Given instruction
Without the pictures, set down every line of the data exactly.

Input rows
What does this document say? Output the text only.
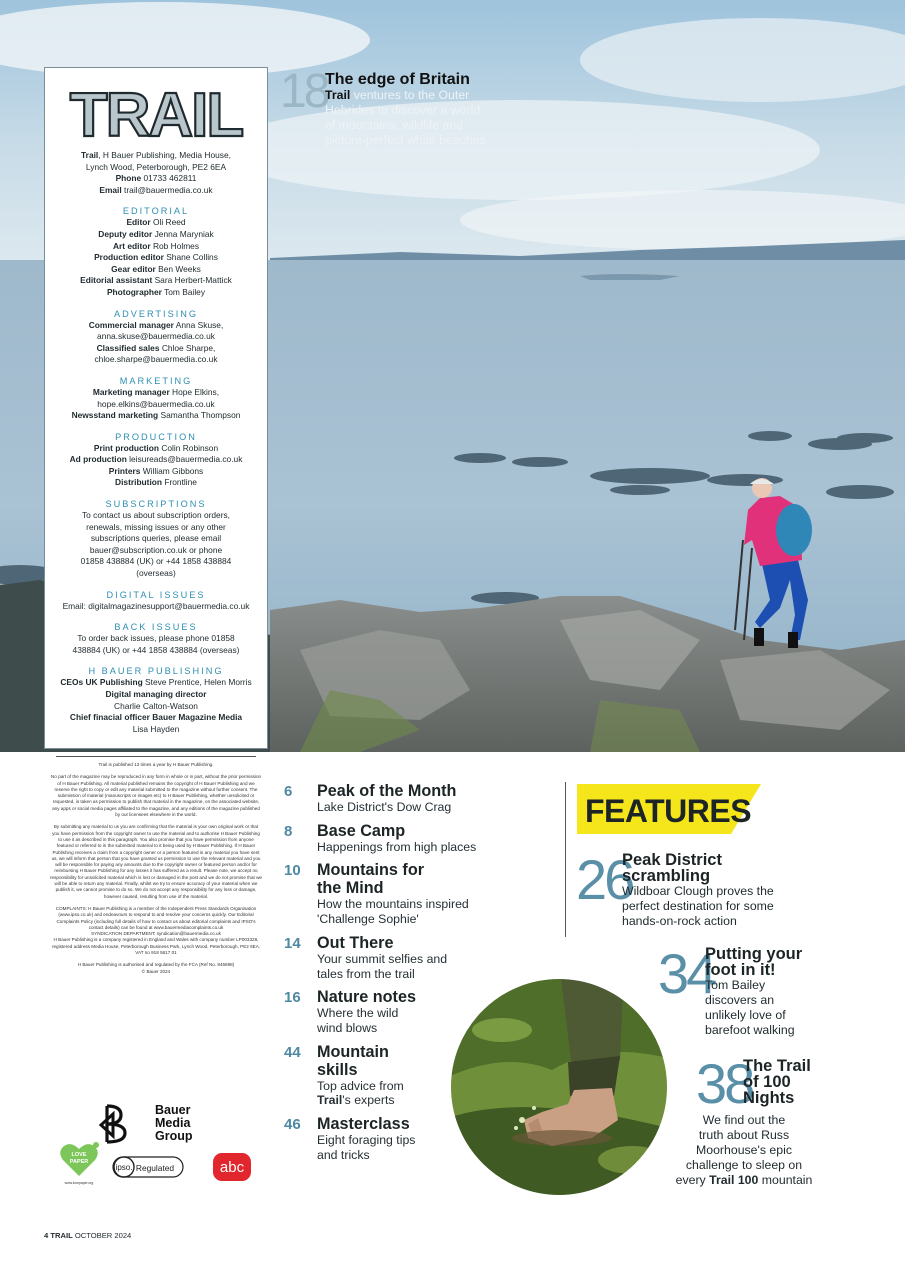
TRAIL
Trail, H Bauer Publishing, Media House,
Lynch Wood, Peterborough, PE2 6EA
Phone 01733 462811
Email trail@bauermedia.co.uk
EDITORIAL
Editor Oli Reed
Deputy editor Jenna Maryniak
Art editor Rob Holmes
Production editor Shane Collins
Gear editor Ben Weeks
Editorial assistant Sara Herbert-Mattick
Photographer Tom Bailey
ADVERTISING
Commercial manager Anna Skuse,
anna.skuse@bauermedia.co.uk
Classified sales Chloe Sharpe,
chloe.sharpe@bauermedia.co.uk
MARKETING
Marketing manager Hope Elkins,
hope.elkins@bauermedia.co.uk
Newsstand marketing Samantha Thompson
PRODUCTION
Print production Colin Robinson
Ad production leisureads@bauermedia.co.uk
Printers William Gibbons
Distribution Frontline
SUBSCRIPTIONS
To contact us about subscription orders,
renewals, missing issues or any other
subscriptions queries, please email
bauer@subscription.co.uk or phone
01858 438884 (UK) or +44 1858 438884
(overseas)
DIGITAL ISSUES
Email: digitalmagazinesupport@bauermedia.co.uk
BACK ISSUES
To order back issues, please phone 01858
438884 (UK) or +44 1858 438884 (overseas)
H BAUER PUBLISHING
CEOs UK Publishing Steve Prentice, Helen Morris
Digital managing director
Charlie Calton-Watson
Chief finacial officer Bauer Magazine Media
Lisa Hayden
Trail is published 13 times a year by H Bauer Publishing.
No part of the magazine may be reproduced in any form in whole or in part, without the prior permission of H Bauer Publishing. All material published remains the copyright of H Bauer Publishing and we reserve the right to copy or edit any material submitted to the magazine without further consent. The submission of material (manuscripts or images etc) to H Bauer Publishing, whether unsolicited or requested, is taken as permission to publish that material in the magazine, on the associated website, any apps or social media pages affiliated to the magazine, and any editions of the magazine published by our licensees elsewhere in the world.
By submitting any material to us you are confirming that the material is your own original work or that you have permission from the copyright owner to use the material and to authorise H Bauer Publishing to use it as described in this paragraph. You also promise that you have permission from anyone featured or referred to in the submitted material to it being used by H Bauer Publishing. If H Bauer Publishing receives a claim from a copyright owner or a person featured in any material you have sent us, we will inform that person that you have granted us permission to use the relevant material and you will be responsible for paying any amounts due to the copyright owner or featured person and/or for reimbursing H Bauer Publishing for any losses it has suffered as a result. Please note, we accept no responsibility for unsolicited material which is lost or damaged in the post and we do not promise that we will be able to return any material. Finally, whilst we try to ensure accuracy of your material when we publish it, we cannot promise to do so. We do not accept any responsibility for any loss or damage, however caused, resulting from use of the material.
COMPLAINTS: H Bauer Publishing is a member of the Independent Press Standards Organisation (www.ipso.co.uk) and endeavours to respond to and resolve your concerns quickly. Our Editorial Complaints Policy (including full details of how to contact us about editorial complaints and IPSO's contact details) can be found at www.bauermediacomplaints.co.uk
SYNDICATION DEPARTMENT: syndication@bauermedia.co.uk
H Bauer Publishing is a company registered in England and Wales with company number LP003328, registered address Media House, Peterborough Business Park, Lynch Wood, Peterborough, PE2 6EA. VAT no 918 5617 01
H Bauer Publishing is authorised and regulated by the FCA (Ref No. 845898)
© Bauer 2024
Bauer
Media
Group
LOVE
PAPER
www.lovepaper.org
ipso. Regulated	abc
18
The edge of Britain
Trail ventures to the Outer
Hebrides to discover a world
of mountains, wildlife and
picture-perfect white beaches
6 Peak of the Month
Lake District's Dow Crag
8 Base Camp
Happenings from high places
10 Mountains for
the Mind
How the mountains inspired
'Challenge Sophie'
14 Out There
Your summit selfies and
tales from the trail
16 Nature notes
Where the wild
wind blows
44 Mountain
skills
Top advice from
Trail's experts
46 Masterclass
Eight foraging tips
and tricks
FEATURES
26
Peak District
scrambling
Wildboar Clough proves the
perfect destination for some
hands-on-rock action
34
Putting your
foot in it!
Tom Bailey
discovers an
unlikely love of
barefoot walking
38
The Trail
of 100
Nights
We find out the
truth about Russ
Moorhouse's epic
challenge to sleep on
every Trail 100 mountain
4 TRAIL OCTOBER 2024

Written response
What does this document say? Output the text only.
TRAIL
Trail, H Bauer Publishing, Media House,
Lynch Wood, Peterborough, PE2 6EA
Phone 01733 462811
Email trail@bauermedia.co.uk
EDITORIAL
Editor Oli Reed
Deputy editor Jenna Maryniak
Art editor Rob Holmes
Production editor Shane Collins
Gear editor Ben Weeks
Editorial assistant Sara Herbert-Mattick
Photographer Tom Bailey
ADVERTISING
Commercial manager Anna Skuse,
anna.skuse@bauermedia.co.uk
Classified sales Chloe Sharpe,
chloe.sharpe@bauermedia.co.uk
MARKETING
Marketing manager Hope Elkins,
hope.elkins@bauermedia.co.uk
Newsstand marketing Samantha Thompson
PRODUCTION
Print production Colin Robinson
Ad production leisureads@bauermedia.co.uk
Printers William Gibbons
Distribution Frontline
SUBSCRIPTIONS
To contact us about subscription orders,
renewals, missing issues or any other
subscriptions queries, please email
bauer@subscription.co.uk or phone
01858 438884 (UK) or +44 1858 438884
(overseas)
DIGITAL ISSUES
Email: digitalmagazinesupport@bauermedia.co.uk
BACK ISSUES
To order back issues, please phone 01858
438884 (UK) or +44 1858 438884 (overseas)
H BAUER PUBLISHING
CEOs UK Publishing Steve Prentice, Helen Morris
Digital managing director
Charlie Calton-Watson
Chief finacial officer Bauer Magazine Media
Lisa Hayden
Trail is published 13 times a year by H Bauer Publishing.
No part of the magazine may be reproduced in any form in whole or in part, without the prior permission of H Bauer Publishing. All material published remains the copyright of H Bauer Publishing and we reserve the right to copy or edit any material submitted to the magazine without further consent. The submission of material (manuscripts or images etc) to H Bauer Publishing, whether unsolicited or requested, is taken as permission to publish that material in the magazine, on the associated website, any apps or social media pages affiliated to the magazine, and any editions of the magazine published by our licensees elsewhere in the world.
By submitting any material to us you are confirming that the material is your own original work or that you have permission from the copyright owner to use the material and to authorise H Bauer Publishing to use it as described in this paragraph. You also promise that you have permission from anyone featured or referred to in the submitted material to it being used by H Bauer Publishing. If H Bauer Publishing receives a claim from a copyright owner or a person featured in any material you have sent us, we will inform that person that you have granted us permission to use the relevant material and you will be responsible for paying any amounts due to the copyright owner or featured person and/or for reimbursing H Bauer Publishing for any losses it has suffered as a result. Please note, we accept no responsibility for unsolicited material which is lost or damaged in the post and we do not promise that we will be able to return any material. Finally, whilst we try to ensure accuracy of your material when we publish it, we cannot promise to do so. We do not accept any responsibility for any loss or damage, however caused, resulting from use of the material.
COMPLAINTS: H Bauer Publishing is a member of the Independent Press Standards Organisation (www.ipso.co.uk) and endeavours to respond to and resolve your concerns quickly. Our Editorial Complaints Policy (including full details of how to contact us about editorial complaints and IPSO's contact details) can be found at www.bauermediacomplaints.co.uk
SYNDICATION DEPARTMENT: syndication@bauermedia.co.uk
H Bauer Publishing is a company registered in England and Wales with company number LP003328, registered address Media House, Peterborough Business Park, Lynch Wood, Peterborough, PE2 6EA. VAT no 918 5617 01
H Bauer Publishing is authorised and regulated by the FCA (Ref No. 845898)
© Bauer 2024
Bauer
Media
Group
LOVE
PAPER
www.lovepaper.org
ipso. Regulated	abc
18
The edge of Britain
Trail ventures to the Outer
Hebrides to discover a world
of mountains, wildlife and
picture-perfect white beaches
6 Peak of the Month
Lake District's Dow Crag
8 Base Camp
Happenings from high places
10 Mountains for
the Mind
How the mountains inspired
'Challenge Sophie'
14 Out There
Your summit selfies and
tales from the trail
16 Nature notes
Where the wild
wind blows
44 Mountain
skills
Top advice from
Trail's experts
46 Masterclass
Eight foraging tips
and tricks
FEATURES
26
Peak District
scrambling
Wildboar Clough proves the
perfect destination for some
hands-on-rock action
34
Putting your
foot in it!
Tom Bailey
discovers an
unlikely love of
barefoot walking
38
The Trail
of 100
Nights
We find out the
truth about Russ
Moorhouse's epic
challenge to sleep on
every Trail 100 mountain
4 TRAIL OCTOBER 2024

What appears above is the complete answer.